What is being asked
Reproduce all of the listing below without alteration.

Information given
>>>>

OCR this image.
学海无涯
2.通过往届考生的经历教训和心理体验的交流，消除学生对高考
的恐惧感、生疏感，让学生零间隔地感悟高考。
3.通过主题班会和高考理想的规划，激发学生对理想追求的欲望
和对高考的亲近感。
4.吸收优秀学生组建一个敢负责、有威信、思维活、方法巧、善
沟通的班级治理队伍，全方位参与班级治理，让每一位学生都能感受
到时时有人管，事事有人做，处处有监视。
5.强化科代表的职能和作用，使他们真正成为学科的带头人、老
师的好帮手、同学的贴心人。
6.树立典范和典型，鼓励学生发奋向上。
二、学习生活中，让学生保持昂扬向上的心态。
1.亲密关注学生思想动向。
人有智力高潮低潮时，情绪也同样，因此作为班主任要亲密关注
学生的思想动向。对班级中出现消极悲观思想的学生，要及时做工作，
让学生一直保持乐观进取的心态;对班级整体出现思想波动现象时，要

<<<<

Written answer
OCR this image.
学海无涯
2.通过往届考生的经历教训和心理体验的交流，消除学生对高考
的恐惧感、生疏感，让学生零间隔地感悟高考。
3.通过主题班会和高考理想的规划，激发学生对理想追求的欲望
和对高考的亲近感。
4.吸收优秀学生组建一个敢负责、有威信、思维活、方法巧、善
沟通的班级治理队伍，全方位参与班级治理，让每一位学生都能感受
到时时有人管，事事有人做，处处有监视。
5.强化科代表的职能和作用，使他们真正成为学科的带头人、老
师的好帮手、同学的贴心人。
6.树立典范和典型，鼓励学生发奋向上。
二、学习生活中，让学生保持昂扬向上的心态。
1.亲密关注学生思想动向。
人有智力高潮低潮时，情绪也同样，因此作为班主任要亲密关注
学生的思想动向。对班级中出现消极悲观思想的学生，要及时做工作，
让学生一直保持乐观进取的心态;对班级整体出现思想波动现象时，要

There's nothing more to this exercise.